**EXERCISE DIRECTIONS:**
Extract every line below that contains the word "Västmanland".

**RECORD EXCERPTS:**
-----
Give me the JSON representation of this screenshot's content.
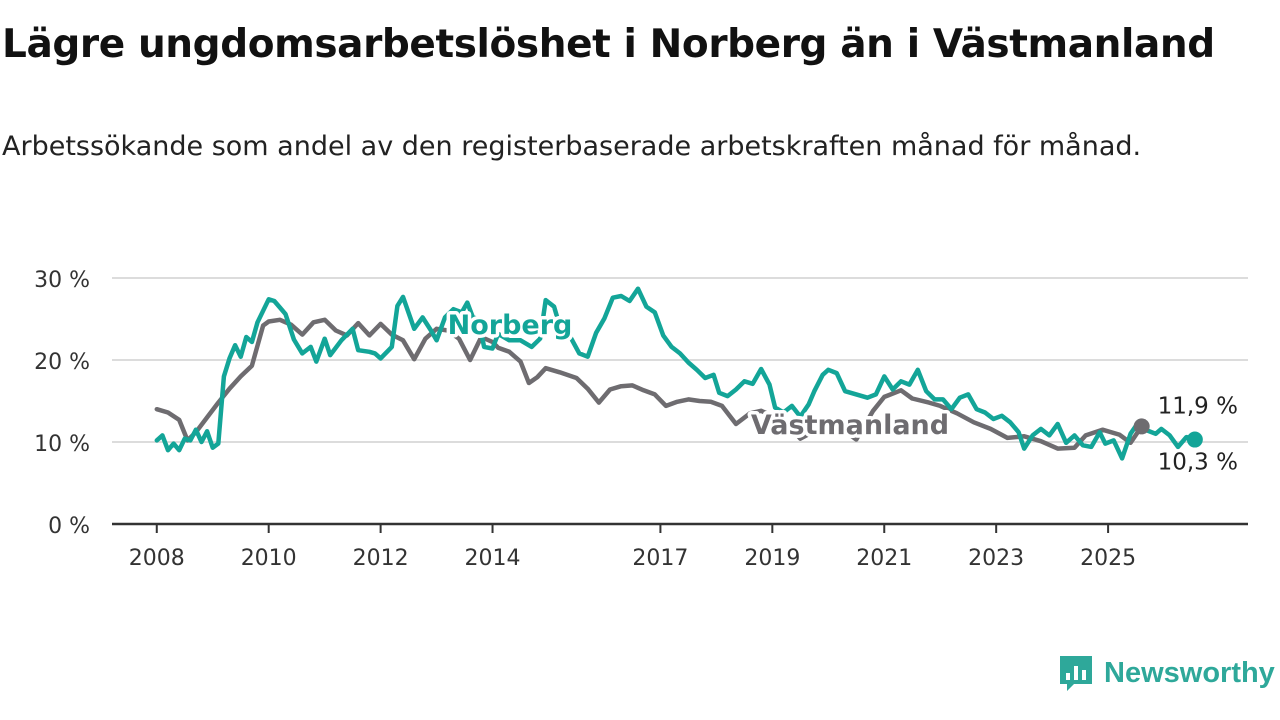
{
  "title": "Lägre ungdomsarbetslöshet i Norberg än i Västmanland",
  "subtitle": "Arbetssökande som andel av den registerbaserade arbetskraften månad för månad.",
  "brand": "Newsworthy",
  "colors": {
    "norberg": "#13a598",
    "vastmanland": "#6e6c70",
    "grid": "#dcdcdc",
    "axis": "#333333"
  },
  "chart_data": {
    "type": "line",
    "ylim": [
      0,
      30
    ],
    "y_ticks": [
      0,
      10,
      20,
      30
    ],
    "y_tick_labels": [
      "0 %",
      "10 %",
      "20 %",
      "30 %"
    ],
    "x_ticks": [
      2008,
      2010,
      2012,
      2014,
      2017,
      2019,
      2021,
      2023,
      2025
    ],
    "x_tick_labels": [
      "2008",
      "2010",
      "2012",
      "2014",
      "2017",
      "2019",
      "2021",
      "2023",
      "2025"
    ],
    "xlim": [
      2007.2,
      2027.5
    ],
    "grid": true,
    "series": [
      {
        "name": "Västmanland",
        "end_label": "11,9 %",
        "points": [
          [
            2008.0,
            14.0
          ],
          [
            2008.2,
            13.6
          ],
          [
            2008.4,
            12.7
          ],
          [
            2008.55,
            10.2
          ],
          [
            2008.7,
            11.2
          ],
          [
            2008.9,
            13.0
          ],
          [
            2009.1,
            14.8
          ],
          [
            2009.3,
            16.5
          ],
          [
            2009.5,
            18.0
          ],
          [
            2009.7,
            19.3
          ],
          [
            2009.9,
            24.2
          ],
          [
            2010.0,
            24.7
          ],
          [
            2010.2,
            24.9
          ],
          [
            2010.4,
            24.3
          ],
          [
            2010.6,
            23.1
          ],
          [
            2010.8,
            24.6
          ],
          [
            2011.0,
            24.9
          ],
          [
            2011.2,
            23.6
          ],
          [
            2011.4,
            23.0
          ],
          [
            2011.6,
            24.5
          ],
          [
            2011.8,
            23.0
          ],
          [
            2012.0,
            24.4
          ],
          [
            2012.2,
            23.1
          ],
          [
            2012.4,
            22.4
          ],
          [
            2012.6,
            20.1
          ],
          [
            2012.8,
            22.6
          ],
          [
            2013.0,
            23.8
          ],
          [
            2013.2,
            23.6
          ],
          [
            2013.4,
            22.6
          ],
          [
            2013.6,
            20.0
          ],
          [
            2013.8,
            22.8
          ],
          [
            2014.0,
            22.2
          ],
          [
            2014.1,
            21.5
          ],
          [
            2014.3,
            21.0
          ],
          [
            2014.5,
            19.8
          ],
          [
            2014.65,
            17.2
          ],
          [
            2014.8,
            17.9
          ],
          [
            2014.95,
            19.0
          ],
          [
            2015.2,
            18.5
          ],
          [
            2015.5,
            17.8
          ],
          [
            2015.7,
            16.5
          ],
          [
            2015.9,
            14.8
          ],
          [
            2016.1,
            16.4
          ],
          [
            2016.3,
            16.8
          ],
          [
            2016.5,
            16.9
          ],
          [
            2016.7,
            16.3
          ],
          [
            2016.9,
            15.8
          ],
          [
            2017.1,
            14.4
          ],
          [
            2017.3,
            14.9
          ],
          [
            2017.5,
            15.2
          ],
          [
            2017.7,
            15.0
          ],
          [
            2017.9,
            14.9
          ],
          [
            2018.1,
            14.4
          ],
          [
            2018.35,
            12.2
          ],
          [
            2018.6,
            13.5
          ],
          [
            2018.8,
            13.8
          ],
          [
            2019.0,
            13.2
          ],
          [
            2019.2,
            12.8
          ],
          [
            2019.5,
            10.4
          ],
          [
            2019.8,
            11.5
          ],
          [
            2020.2,
            11.8
          ],
          [
            2020.5,
            10.3
          ],
          [
            2020.8,
            13.8
          ],
          [
            2021.0,
            15.5
          ],
          [
            2021.3,
            16.3
          ],
          [
            2021.5,
            15.3
          ],
          [
            2021.8,
            14.8
          ],
          [
            2022.0,
            14.4
          ],
          [
            2022.3,
            13.5
          ],
          [
            2022.6,
            12.4
          ],
          [
            2022.9,
            11.6
          ],
          [
            2023.2,
            10.5
          ],
          [
            2023.5,
            10.7
          ],
          [
            2023.8,
            10.1
          ],
          [
            2024.1,
            9.2
          ],
          [
            2024.4,
            9.3
          ],
          [
            2024.6,
            10.8
          ],
          [
            2024.9,
            11.5
          ],
          [
            2025.2,
            10.9
          ],
          [
            2025.4,
            9.9
          ],
          [
            2025.6,
            11.9
          ]
        ]
      },
      {
        "name": "Norberg",
        "end_label": "10,3 %",
        "points": [
          [
            2008.0,
            10.2
          ],
          [
            2008.1,
            10.8
          ],
          [
            2008.2,
            9.0
          ],
          [
            2008.3,
            9.8
          ],
          [
            2008.4,
            9.0
          ],
          [
            2008.5,
            10.4
          ],
          [
            2008.6,
            10.2
          ],
          [
            2008.7,
            11.5
          ],
          [
            2008.8,
            10.0
          ],
          [
            2008.9,
            11.3
          ],
          [
            2009.0,
            9.3
          ],
          [
            2009.1,
            9.8
          ],
          [
            2009.2,
            18.0
          ],
          [
            2009.3,
            20.2
          ],
          [
            2009.4,
            21.8
          ],
          [
            2009.5,
            20.4
          ],
          [
            2009.6,
            22.8
          ],
          [
            2009.7,
            22.2
          ],
          [
            2009.8,
            24.6
          ],
          [
            2009.9,
            26.0
          ],
          [
            2010.0,
            27.4
          ],
          [
            2010.1,
            27.2
          ],
          [
            2010.2,
            26.4
          ],
          [
            2010.3,
            25.6
          ],
          [
            2010.45,
            22.5
          ],
          [
            2010.6,
            20.8
          ],
          [
            2010.75,
            21.6
          ],
          [
            2010.85,
            19.8
          ],
          [
            2011.0,
            22.6
          ],
          [
            2011.1,
            20.6
          ],
          [
            2011.3,
            22.4
          ],
          [
            2011.5,
            23.8
          ],
          [
            2011.6,
            21.2
          ],
          [
            2011.8,
            21.0
          ],
          [
            2011.9,
            20.8
          ],
          [
            2012.0,
            20.2
          ],
          [
            2012.2,
            21.6
          ],
          [
            2012.3,
            26.6
          ],
          [
            2012.4,
            27.7
          ],
          [
            2012.6,
            23.8
          ],
          [
            2012.75,
            25.2
          ],
          [
            2012.9,
            23.6
          ],
          [
            2013.0,
            22.4
          ],
          [
            2013.15,
            25.2
          ],
          [
            2013.3,
            26.2
          ],
          [
            2013.45,
            25.8
          ],
          [
            2013.55,
            27.0
          ],
          [
            2013.65,
            25.2
          ],
          [
            2013.75,
            25.0
          ],
          [
            2013.85,
            21.6
          ],
          [
            2014.0,
            21.4
          ],
          [
            2014.1,
            23.2
          ],
          [
            2014.3,
            22.4
          ],
          [
            2014.5,
            22.4
          ],
          [
            2014.7,
            21.6
          ],
          [
            2014.85,
            22.6
          ],
          [
            2014.95,
            27.3
          ],
          [
            2015.1,
            26.5
          ],
          [
            2015.25,
            23.0
          ],
          [
            2015.4,
            22.7
          ],
          [
            2015.55,
            20.8
          ],
          [
            2015.7,
            20.4
          ],
          [
            2015.85,
            23.3
          ],
          [
            2016.0,
            25.1
          ],
          [
            2016.15,
            27.6
          ],
          [
            2016.3,
            27.8
          ],
          [
            2016.45,
            27.2
          ],
          [
            2016.6,
            28.7
          ],
          [
            2016.75,
            26.5
          ],
          [
            2016.9,
            25.8
          ],
          [
            2017.05,
            23.0
          ],
          [
            2017.2,
            21.6
          ],
          [
            2017.35,
            20.8
          ],
          [
            2017.5,
            19.7
          ],
          [
            2017.65,
            18.8
          ],
          [
            2017.8,
            17.8
          ],
          [
            2017.95,
            18.2
          ],
          [
            2018.05,
            16.0
          ],
          [
            2018.2,
            15.6
          ],
          [
            2018.35,
            16.4
          ],
          [
            2018.5,
            17.4
          ],
          [
            2018.65,
            17.1
          ],
          [
            2018.8,
            18.9
          ],
          [
            2018.95,
            17.0
          ],
          [
            2019.05,
            14.2
          ],
          [
            2019.2,
            13.6
          ],
          [
            2019.35,
            14.4
          ],
          [
            2019.5,
            13.1
          ],
          [
            2019.65,
            14.6
          ],
          [
            2019.75,
            16.2
          ],
          [
            2019.9,
            18.2
          ],
          [
            2020.0,
            18.8
          ],
          [
            2020.15,
            18.4
          ],
          [
            2020.3,
            16.2
          ],
          [
            2020.5,
            15.8
          ],
          [
            2020.7,
            15.4
          ],
          [
            2020.85,
            15.8
          ],
          [
            2021.0,
            18.0
          ],
          [
            2021.15,
            16.4
          ],
          [
            2021.3,
            17.4
          ],
          [
            2021.45,
            17.0
          ],
          [
            2021.6,
            18.8
          ],
          [
            2021.75,
            16.2
          ],
          [
            2021.9,
            15.2
          ],
          [
            2022.05,
            15.2
          ],
          [
            2022.2,
            14.0
          ],
          [
            2022.35,
            15.4
          ],
          [
            2022.5,
            15.8
          ],
          [
            2022.65,
            14.0
          ],
          [
            2022.8,
            13.6
          ],
          [
            2022.95,
            12.8
          ],
          [
            2023.1,
            13.2
          ],
          [
            2023.25,
            12.4
          ],
          [
            2023.4,
            11.2
          ],
          [
            2023.5,
            9.2
          ],
          [
            2023.65,
            10.8
          ],
          [
            2023.8,
            11.6
          ],
          [
            2023.95,
            10.8
          ],
          [
            2024.1,
            12.2
          ],
          [
            2024.25,
            9.9
          ],
          [
            2024.4,
            10.8
          ],
          [
            2024.55,
            9.6
          ],
          [
            2024.7,
            9.4
          ],
          [
            2024.85,
            11.2
          ],
          [
            2024.95,
            9.8
          ],
          [
            2025.1,
            10.2
          ],
          [
            2025.25,
            8.0
          ],
          [
            2025.4,
            11.0
          ],
          [
            2025.55,
            12.5
          ],
          [
            2025.7,
            11.4
          ],
          [
            2025.85,
            11.0
          ],
          [
            2025.95,
            11.6
          ],
          [
            2026.1,
            10.8
          ],
          [
            2026.25,
            9.4
          ],
          [
            2026.4,
            10.6
          ],
          [
            2026.55,
            10.3
          ]
        ]
      }
    ]
  }
}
-----
**FULL RESPONSE:**
  "title": "Lägre ungdomsarbetslöshet i Norberg än i Västmanland",
        "name": "Västmanland",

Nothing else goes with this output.